● What needs to be done
All the data below goes into the copy word for word, but the pictures don't.

● Supplied entries
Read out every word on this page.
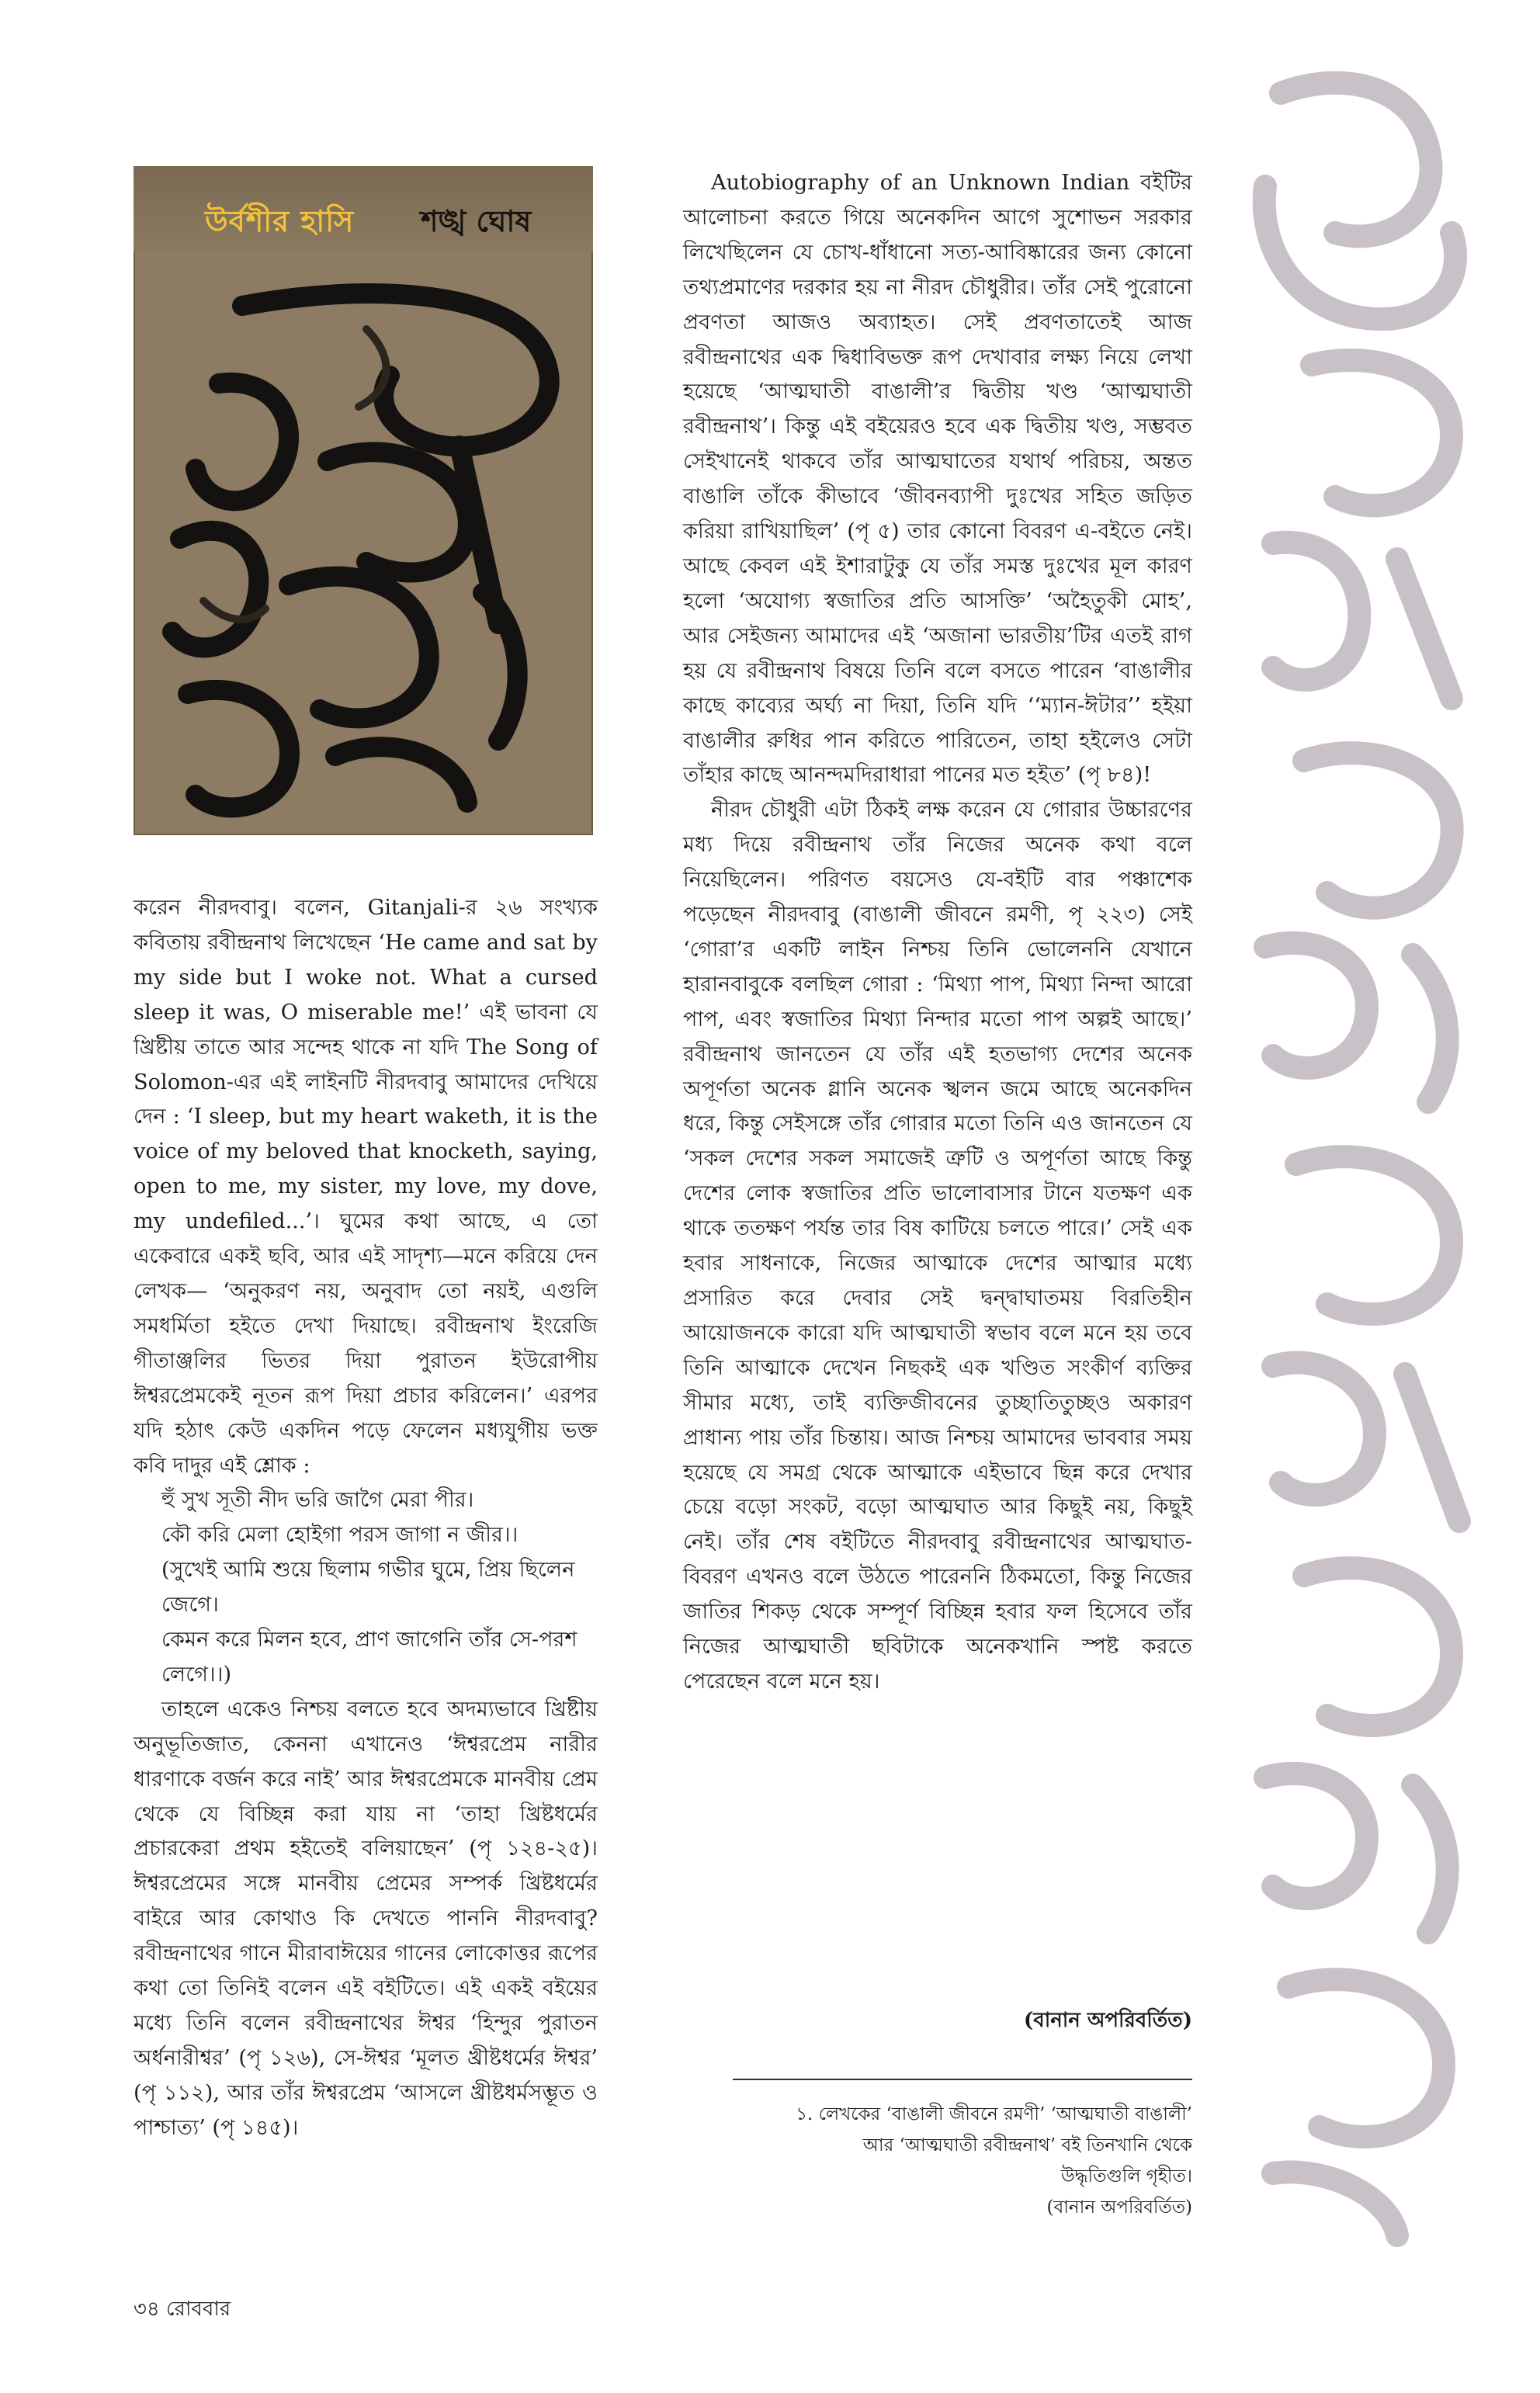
উর্বশীর হাসি শঙ্খ ঘোষ

করেন নীরদবাবু। বলেন, Gitanjali-র ২৬ সংখ্যক কবিতায় রবীন্দ্রনাথ লিখেছেন ‘He came and sat by my side but I woke not. What a cursed sleep it was, O miserable me!’ এই ভাবনা যে খ্রিষ্টীয় তাতে আর সন্দেহ থাকে না যদি The Song of Solomon-এর এই লাইনটি নীরদবাবু আমাদের দেখিয়ে দেন : ‘I sleep, but my heart waketh, it is the voice of my beloved that knocketh, saying, open to me, my sister, my love, my dove, my undefiled...’। ঘুমের কথা আছে, এ তো একেবারে একই ছবি, আর এই সাদৃশ্য—মনে করিয়ে দেন লেখক— ‘অনুকরণ নয়, অনুবাদ তো নয়ই, এগুলি সমধর্মিতা হইতে দেখা দিয়াছে। রবীন্দ্রনাথ ইংরেজি গীতাঞ্জলির ভিতর দিয়া পুরাতন ইউরোপীয় ঈশ্বরপ্রেমকেই নূতন রূপ দিয়া প্রচার করিলেন।’ এরপর যদি হঠাৎ কেউ একদিন পড়ে ফেলেন মধ্যযুগীয় ভক্ত কবি দাদুর এই শ্লোক :

হুঁ সুখ সূতী নীদ ভরি জাগৈ মেরা পীর।

কৌ করি মেলা হোইগা পরস জাগা ন জীর।।

(সুখেই আমি শুয়ে ছিলাম গভীর ঘুমে, প্রিয় ছিলেন জেগে।

কেমন করে মিলন হবে, প্রাণ জাগেনি তাঁর সে-পরশ লেগে।।)

তাহলে একেও নিশ্চয় বলতে হবে অদম্যভাবে খ্রিষ্টীয় অনুভূতিজাত, কেননা এখানেও ‘ঈশ্বরপ্রেম নারীর ধারণাকে বর্জন করে নাই’ আর ঈশ্বরপ্রেমকে মানবীয় প্রেম থেকে যে বিচ্ছিন্ন করা যায় না ‘তাহা খ্রিষ্টধর্মের প্রচারকেরা প্রথম হইতেই বলিয়াছেন’ (পৃ ১২৪-২৫)। ঈশ্বরপ্রেমের সঙ্গে মানবীয় প্রেমের সম্পর্ক খ্রিষ্টধর্মের বাইরে আর কোথাও কি দেখতে পাননি নীরদবাবু? রবীন্দ্রনাথের গানে মীরাবাঈয়ের গানের লোকোত্তর রূপের কথা তো তিনিই বলেন এই বইটিতে। এই একই বইয়ের মধ্যে তিনি বলেন রবীন্দ্রনাথের ঈশ্বর ‘হিন্দুর পুরাতন অর্ধনারীশ্বর’ (পৃ ১২৬), সে-ঈশ্বর ‘মূলত খ্রীষ্টধর্মের ঈশ্বর’ (পৃ ১১২), আর তাঁর ঈশ্বরপ্রেম ‘আসলে খ্রীষ্টধর্মসম্ভূত ও পাশ্চাত্য’ (পৃ ১৪৫)।

Autobiography of an Unknown Indian বইটির আলোচনা করতে গিয়ে অনেকদিন আগে সুশোভন সরকার লিখেছিলেন যে চোখ-ধাঁধানো সত্য-আবিষ্কারের জন্য কোনো তথ্যপ্রমাণের দরকার হয় না নীরদ চৌধুরীর। তাঁর সেই পুরোনো প্রবণতা আজও অব্যাহত। সেই প্রবণতাতেই আজ রবীন্দ্রনাথের এক দ্বিধাবিভক্ত রূপ দেখাবার লক্ষ্য নিয়ে লেখা হয়েছে ‘আত্মঘাতী বাঙালী’র দ্বিতীয় খণ্ড ‘আত্মঘাতী রবীন্দ্রনাথ’। কিন্তু এই বইয়েরও হবে এক দ্বিতীয় খণ্ড, সম্ভবত সেইখানেই থাকবে তাঁর আত্মঘাতের যথার্থ পরিচয়, অন্তত বাঙালি তাঁকে কীভাবে ‘জীবনব্যাপী দুঃখের সহিত জড়িত করিয়া রাখিয়াছিল’ (পৃ ৫) তার কোনো বিবরণ এ-বইতে নেই। আছে কেবল এই ইশারাটুকু যে তাঁর সমস্ত দুঃখের মূল কারণ হলো ‘অযোগ্য স্বজাতির প্রতি আসক্তি’ ‘অহৈতুকী মোহ’, আর সেইজন্য আমাদের এই ‘অজানা ভারতীয়’টির এতই রাগ হয় যে রবীন্দ্রনাথ বিষয়ে তিনি বলে বসতে পারেন ‘বাঙালীর কাছে কাব্যের অর্ঘ্য না দিয়া, তিনি যদি ‘‘ম্যান-ঈটার’’ হইয়া বাঙালীর রুধির পান করিতে পারিতেন, তাহা হইলেও সেটা তাঁহার কাছে আনন্দমদিরাধারা পানের মত হইত’ (পৃ ৮৪)!

নীরদ চৌধুরী এটা ঠিকই লক্ষ করেন যে গোরার উচ্চারণের মধ্য দিয়ে রবীন্দ্রনাথ তাঁর নিজের অনেক কথা বলে নিয়েছিলেন। পরিণত বয়সেও যে-বইটি বার পঞ্চাশেক পড়েছেন নীরদবাবু (বাঙালী জীবনে রমণী, পৃ ২২৩) সেই ‘গোরা’র একটি লাইন নিশ্চয় তিনি ভোলেননি যেখানে হারানবাবুকে বলছিল গোরা : ‘মিথ্যা পাপ, মিথ্যা নিন্দা আরো পাপ, এবং স্বজাতির মিথ্যা নিন্দার মতো পাপ অল্পই আছে।’ রবীন্দ্রনাথ জানতেন যে তাঁর এই হতভাগ্য দেশের অনেক অপূর্ণতা অনেক গ্লানি অনেক স্খলন জমে আছে অনেকদিন ধরে, কিন্তু সেইসঙ্গে তাঁর গোরার মতো তিনি এও জানতেন যে ‘সকল দেশের সকল সমাজেই ত্রুটি ও অপূর্ণতা আছে কিন্তু দেশের লোক স্বজাতির প্রতি ভালোবাসার টানে যতক্ষণ এক থাকে ততক্ষণ পর্যন্ত তার বিষ কাটিয়ে চলতে পারে।’ সেই এক হবার সাধনাকে, নিজের আত্মাকে দেশের আত্মার মধ্যে প্রসারিত করে দেবার সেই দ্বন্দ্বাঘাতময় বিরতিহীন আয়োজনকে কারো যদি আত্মঘাতী স্বভাব বলে মনে হয় তবে তিনি আত্মাকে দেখেন নিছকই এক খণ্ডিত সংকীর্ণ ব্যক্তির সীমার মধ্যে, তাই ব্যক্তিজীবনের তুচ্ছাতিতুচ্ছও অকারণ প্রাধান্য পায় তাঁর চিন্তায়। আজ নিশ্চয় আমাদের ভাববার সময় হয়েছে যে সমগ্র থেকে আত্মাকে এইভাবে ছিন্ন করে দেখার চেয়ে বড়ো সংকট, বড়ো আত্মঘাত আর কিছুই নয়, কিছুই নেই। তাঁর শেষ বইটিতে নীরদবাবু রবীন্দ্রনাথের আত্মঘাত-বিবরণ এখনও বলে উঠতে পারেননি ঠিকমতো, কিন্তু নিজের জাতির শিকড় থেকে সম্পূর্ণ বিচ্ছিন্ন হবার ফল হিসেবে তাঁর নিজের আত্মঘাতী ছবিটাকে অনেকখানি স্পষ্ট করতে পেরেছেন বলে মনে হয়।

(বানান অপরিবর্তিত)

১. লেখকের ‘বাঙালী জীবনে রমণী’ ‘আত্মঘাতী বাঙালী’

আর ‘আত্মঘাতী রবীন্দ্রনাথ’ বই তিনখানি থেকে

উদ্ধৃতিগুলি গৃহীত।

(বানান অপরিবর্তিত)

৩৪ রোববার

● Problem solution
Read out every word on this page.
উর্বশীর হাসি শঙ্খ ঘোষ

করেন নীরদবাবু। বলেন, Gitanjali-র ২৬ সংখ্যক কবিতায় রবীন্দ্রনাথ লিখেছেন ‘He came and sat by my side but I woke not. What a cursed sleep it was, O miserable me!’ এই ভাবনা যে খ্রিষ্টীয় তাতে আর সন্দেহ থাকে না যদি The Song of Solomon-এর এই লাইনটি নীরদবাবু আমাদের দেখিয়ে দেন : ‘I sleep, but my heart waketh, it is the voice of my beloved that knocketh, saying, open to me, my sister, my love, my dove, my undefiled...’। ঘুমের কথা আছে, এ তো একেবারে একই ছবি, আর এই সাদৃশ্য—মনে করিয়ে দেন লেখক— ‘অনুকরণ নয়, অনুবাদ তো নয়ই, এগুলি সমধর্মিতা হইতে দেখা দিয়াছে। রবীন্দ্রনাথ ইংরেজি গীতাঞ্জলির ভিতর দিয়া পুরাতন ইউরোপীয় ঈশ্বরপ্রেমকেই নূতন রূপ দিয়া প্রচার করিলেন।’ এরপর যদি হঠাৎ কেউ একদিন পড়ে ফেলেন মধ্যযুগীয় ভক্ত কবি দাদুর এই শ্লোক :

হুঁ সুখ সূতী নীদ ভরি জাগৈ মেরা পীর।

কৌ করি মেলা হোইগা পরস জাগা ন জীর।।

(সুখেই আমি শুয়ে ছিলাম গভীর ঘুমে, প্রিয় ছিলেন জেগে।

কেমন করে মিলন হবে, প্রাণ জাগেনি তাঁর সে-পরশ লেগে।।)

তাহলে একেও নিশ্চয় বলতে হবে অদম্যভাবে খ্রিষ্টীয় অনুভূতিজাত, কেননা এখানেও ‘ঈশ্বরপ্রেম নারীর ধারণাকে বর্জন করে নাই’ আর ঈশ্বরপ্রেমকে মানবীয় প্রেম থেকে যে বিচ্ছিন্ন করা যায় না ‘তাহা খ্রিষ্টধর্মের প্রচারকেরা প্রথম হইতেই বলিয়াছেন’ (পৃ ১২৪-২৫)। ঈশ্বরপ্রেমের সঙ্গে মানবীয় প্রেমের সম্পর্ক খ্রিষ্টধর্মের বাইরে আর কোথাও কি দেখতে পাননি নীরদবাবু? রবীন্দ্রনাথের গানে মীরাবাঈয়ের গানের লোকোত্তর রূপের কথা তো তিনিই বলেন এই বইটিতে। এই একই বইয়ের মধ্যে তিনি বলেন রবীন্দ্রনাথের ঈশ্বর ‘হিন্দুর পুরাতন অর্ধনারীশ্বর’ (পৃ ১২৬), সে-ঈশ্বর ‘মূলত খ্রীষ্টধর্মের ঈশ্বর’ (পৃ ১১২), আর তাঁর ঈশ্বরপ্রেম ‘আসলে খ্রীষ্টধর্মসম্ভূত ও পাশ্চাত্য’ (পৃ ১৪৫)।

Autobiography of an Unknown Indian বইটির আলোচনা করতে গিয়ে অনেকদিন আগে সুশোভন সরকার লিখেছিলেন যে চোখ-ধাঁধানো সত্য-আবিষ্কারের জন্য কোনো তথ্যপ্রমাণের দরকার হয় না নীরদ চৌধুরীর। তাঁর সেই পুরোনো প্রবণতা আজও অব্যাহত। সেই প্রবণতাতেই আজ রবীন্দ্রনাথের এক দ্বিধাবিভক্ত রূপ দেখাবার লক্ষ্য নিয়ে লেখা হয়েছে ‘আত্মঘাতী বাঙালী’র দ্বিতীয় খণ্ড ‘আত্মঘাতী রবীন্দ্রনাথ’। কিন্তু এই বইয়েরও হবে এক দ্বিতীয় খণ্ড, সম্ভবত সেইখানেই থাকবে তাঁর আত্মঘাতের যথার্থ পরিচয়, অন্তত বাঙালি তাঁকে কীভাবে ‘জীবনব্যাপী দুঃখের সহিত জড়িত করিয়া রাখিয়াছিল’ (পৃ ৫) তার কোনো বিবরণ এ-বইতে নেই। আছে কেবল এই ইশারাটুকু যে তাঁর সমস্ত দুঃখের মূল কারণ হলো ‘অযোগ্য স্বজাতির প্রতি আসক্তি’ ‘অহৈতুকী মোহ’, আর সেইজন্য আমাদের এই ‘অজানা ভারতীয়’টির এতই রাগ হয় যে রবীন্দ্রনাথ বিষয়ে তিনি বলে বসতে পারেন ‘বাঙালীর কাছে কাব্যের অর্ঘ্য না দিয়া, তিনি যদি ‘‘ম্যান-ঈটার’’ হইয়া বাঙালীর রুধির পান করিতে পারিতেন, তাহা হইলেও সেটা তাঁহার কাছে আনন্দমদিরাধারা পানের মত হইত’ (পৃ ৮৪)!

নীরদ চৌধুরী এটা ঠিকই লক্ষ করেন যে গোরার উচ্চারণের মধ্য দিয়ে রবীন্দ্রনাথ তাঁর নিজের অনেক কথা বলে নিয়েছিলেন। পরিণত বয়সেও যে-বইটি বার পঞ্চাশেক পড়েছেন নীরদবাবু (বাঙালী জীবনে রমণী, পৃ ২২৩) সেই ‘গোরা’র একটি লাইন নিশ্চয় তিনি ভোলেননি যেখানে হারানবাবুকে বলছিল গোরা : ‘মিথ্যা পাপ, মিথ্যা নিন্দা আরো পাপ, এবং স্বজাতির মিথ্যা নিন্দার মতো পাপ অল্পই আছে।’ রবীন্দ্রনাথ জানতেন যে তাঁর এই হতভাগ্য দেশের অনেক অপূর্ণতা অনেক গ্লানি অনেক স্খলন জমে আছে অনেকদিন ধরে, কিন্তু সেইসঙ্গে তাঁর গোরার মতো তিনি এও জানতেন যে ‘সকল দেশের সকল সমাজেই ত্রুটি ও অপূর্ণতা আছে কিন্তু দেশের লোক স্বজাতির প্রতি ভালোবাসার টানে যতক্ষণ এক থাকে ততক্ষণ পর্যন্ত তার বিষ কাটিয়ে চলতে পারে।’ সেই এক হবার সাধনাকে, নিজের আত্মাকে দেশের আত্মার মধ্যে প্রসারিত করে দেবার সেই দ্বন্দ্বাঘাতময় বিরতিহীন আয়োজনকে কারো যদি আত্মঘাতী স্বভাব বলে মনে হয় তবে তিনি আত্মাকে দেখেন নিছকই এক খণ্ডিত সংকীর্ণ ব্যক্তির সীমার মধ্যে, তাই ব্যক্তিজীবনের তুচ্ছাতিতুচ্ছও অকারণ প্রাধান্য পায় তাঁর চিন্তায়। আজ নিশ্চয় আমাদের ভাববার সময় হয়েছে যে সমগ্র থেকে আত্মাকে এইভাবে ছিন্ন করে দেখার চেয়ে বড়ো সংকট, বড়ো আত্মঘাত আর কিছুই নয়, কিছুই নেই। তাঁর শেষ বইটিতে নীরদবাবু রবীন্দ্রনাথের আত্মঘাত-বিবরণ এখনও বলে উঠতে পারেননি ঠিকমতো, কিন্তু নিজের জাতির শিকড় থেকে সম্পূর্ণ বিচ্ছিন্ন হবার ফল হিসেবে তাঁর নিজের আত্মঘাতী ছবিটাকে অনেকখানি স্পষ্ট করতে পেরেছেন বলে মনে হয়।

(বানান অপরিবর্তিত)

১. লেখকের ‘বাঙালী জীবনে রমণী’ ‘আত্মঘাতী বাঙালী’

আর ‘আত্মঘাতী রবীন্দ্রনাথ’ বই তিনখানি থেকে

উদ্ধৃতিগুলি গৃহীত।

(বানান অপরিবর্তিত)

৩৪ রোববার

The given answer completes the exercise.